> **Given exercise**: Looking at the listing, state how many of its lines contain the string "ylabel". Write only the number.

> **Information shown**:

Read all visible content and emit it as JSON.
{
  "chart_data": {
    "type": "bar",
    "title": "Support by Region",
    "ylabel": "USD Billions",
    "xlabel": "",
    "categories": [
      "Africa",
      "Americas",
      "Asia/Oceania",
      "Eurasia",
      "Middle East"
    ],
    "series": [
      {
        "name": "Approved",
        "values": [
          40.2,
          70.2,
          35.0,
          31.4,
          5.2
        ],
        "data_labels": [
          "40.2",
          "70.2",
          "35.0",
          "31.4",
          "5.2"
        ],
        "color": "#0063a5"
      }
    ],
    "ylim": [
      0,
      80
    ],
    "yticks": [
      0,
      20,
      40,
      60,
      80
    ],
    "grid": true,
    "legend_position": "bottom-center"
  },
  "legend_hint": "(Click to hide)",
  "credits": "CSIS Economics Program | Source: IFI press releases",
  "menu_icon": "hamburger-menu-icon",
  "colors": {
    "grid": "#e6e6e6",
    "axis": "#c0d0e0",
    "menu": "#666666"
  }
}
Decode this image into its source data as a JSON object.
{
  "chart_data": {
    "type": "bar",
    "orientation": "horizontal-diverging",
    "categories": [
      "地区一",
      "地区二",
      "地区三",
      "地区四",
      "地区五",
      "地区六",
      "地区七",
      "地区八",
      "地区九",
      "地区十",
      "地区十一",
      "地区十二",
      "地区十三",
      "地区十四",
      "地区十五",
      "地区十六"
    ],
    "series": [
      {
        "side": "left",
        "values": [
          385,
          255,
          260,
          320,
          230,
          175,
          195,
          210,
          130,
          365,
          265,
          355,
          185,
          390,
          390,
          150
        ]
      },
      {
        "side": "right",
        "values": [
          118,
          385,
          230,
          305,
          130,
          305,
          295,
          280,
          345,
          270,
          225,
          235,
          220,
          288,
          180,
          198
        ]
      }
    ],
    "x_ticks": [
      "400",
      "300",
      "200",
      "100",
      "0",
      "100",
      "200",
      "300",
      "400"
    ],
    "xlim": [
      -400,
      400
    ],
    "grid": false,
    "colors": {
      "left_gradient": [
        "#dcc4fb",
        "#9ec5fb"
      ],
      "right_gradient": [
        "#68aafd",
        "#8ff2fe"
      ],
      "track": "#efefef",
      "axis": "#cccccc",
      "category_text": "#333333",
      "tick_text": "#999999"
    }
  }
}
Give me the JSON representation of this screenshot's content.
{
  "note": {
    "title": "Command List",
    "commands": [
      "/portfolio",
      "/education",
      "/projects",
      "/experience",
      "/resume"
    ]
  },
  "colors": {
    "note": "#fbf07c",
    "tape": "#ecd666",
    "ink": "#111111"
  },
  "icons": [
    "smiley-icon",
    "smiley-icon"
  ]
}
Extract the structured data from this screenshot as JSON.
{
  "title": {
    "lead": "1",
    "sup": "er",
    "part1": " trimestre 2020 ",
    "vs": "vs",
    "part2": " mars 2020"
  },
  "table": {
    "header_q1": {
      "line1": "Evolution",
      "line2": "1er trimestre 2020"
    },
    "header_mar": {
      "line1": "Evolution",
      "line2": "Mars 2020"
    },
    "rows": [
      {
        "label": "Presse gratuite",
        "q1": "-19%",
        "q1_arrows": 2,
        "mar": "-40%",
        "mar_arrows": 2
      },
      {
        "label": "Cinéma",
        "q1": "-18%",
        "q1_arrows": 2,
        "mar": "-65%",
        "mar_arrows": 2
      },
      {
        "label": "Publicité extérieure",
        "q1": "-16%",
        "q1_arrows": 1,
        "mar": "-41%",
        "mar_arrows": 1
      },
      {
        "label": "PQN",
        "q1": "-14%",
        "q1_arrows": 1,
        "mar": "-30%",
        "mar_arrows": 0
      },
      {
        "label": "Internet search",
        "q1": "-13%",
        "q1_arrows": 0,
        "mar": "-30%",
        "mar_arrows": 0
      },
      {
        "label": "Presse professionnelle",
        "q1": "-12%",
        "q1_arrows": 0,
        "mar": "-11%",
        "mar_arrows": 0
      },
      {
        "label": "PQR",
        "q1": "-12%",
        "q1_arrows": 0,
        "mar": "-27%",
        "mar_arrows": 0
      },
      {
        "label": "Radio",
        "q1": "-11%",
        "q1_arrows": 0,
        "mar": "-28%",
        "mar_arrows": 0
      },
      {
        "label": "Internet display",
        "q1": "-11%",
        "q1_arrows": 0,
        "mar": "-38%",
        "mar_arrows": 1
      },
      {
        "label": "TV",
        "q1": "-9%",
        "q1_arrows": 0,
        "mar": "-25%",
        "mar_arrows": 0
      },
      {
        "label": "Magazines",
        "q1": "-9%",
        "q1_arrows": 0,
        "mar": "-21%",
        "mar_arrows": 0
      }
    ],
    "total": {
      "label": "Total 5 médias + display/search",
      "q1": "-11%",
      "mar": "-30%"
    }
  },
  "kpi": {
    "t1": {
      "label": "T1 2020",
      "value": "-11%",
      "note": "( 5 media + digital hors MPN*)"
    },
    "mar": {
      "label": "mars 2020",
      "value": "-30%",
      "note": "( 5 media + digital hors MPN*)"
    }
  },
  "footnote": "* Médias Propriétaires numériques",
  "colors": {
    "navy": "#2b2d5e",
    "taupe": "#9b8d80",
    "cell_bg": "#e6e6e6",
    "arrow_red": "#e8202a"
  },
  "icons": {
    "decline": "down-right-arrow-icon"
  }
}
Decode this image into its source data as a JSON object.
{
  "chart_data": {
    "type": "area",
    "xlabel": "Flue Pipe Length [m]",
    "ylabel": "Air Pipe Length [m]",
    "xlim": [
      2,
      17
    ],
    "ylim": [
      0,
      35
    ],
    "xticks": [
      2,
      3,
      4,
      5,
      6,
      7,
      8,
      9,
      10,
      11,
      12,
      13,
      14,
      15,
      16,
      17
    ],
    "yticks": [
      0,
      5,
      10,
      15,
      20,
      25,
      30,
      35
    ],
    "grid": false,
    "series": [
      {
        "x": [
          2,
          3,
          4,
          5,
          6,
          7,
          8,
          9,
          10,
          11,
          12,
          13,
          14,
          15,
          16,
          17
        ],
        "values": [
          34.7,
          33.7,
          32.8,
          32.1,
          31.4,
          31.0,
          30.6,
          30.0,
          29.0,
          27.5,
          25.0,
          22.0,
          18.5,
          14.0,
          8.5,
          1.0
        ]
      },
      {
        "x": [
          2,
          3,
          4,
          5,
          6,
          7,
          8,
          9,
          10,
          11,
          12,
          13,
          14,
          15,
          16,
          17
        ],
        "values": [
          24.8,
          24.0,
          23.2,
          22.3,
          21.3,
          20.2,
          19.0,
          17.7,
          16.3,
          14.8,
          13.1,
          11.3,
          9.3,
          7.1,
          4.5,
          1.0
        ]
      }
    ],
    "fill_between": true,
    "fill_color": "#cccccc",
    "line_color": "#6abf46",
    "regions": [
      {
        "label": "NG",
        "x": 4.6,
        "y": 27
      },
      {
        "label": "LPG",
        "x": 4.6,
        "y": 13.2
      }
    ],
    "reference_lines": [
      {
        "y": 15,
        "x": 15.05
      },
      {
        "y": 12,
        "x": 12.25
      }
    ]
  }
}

> **Task output**: 2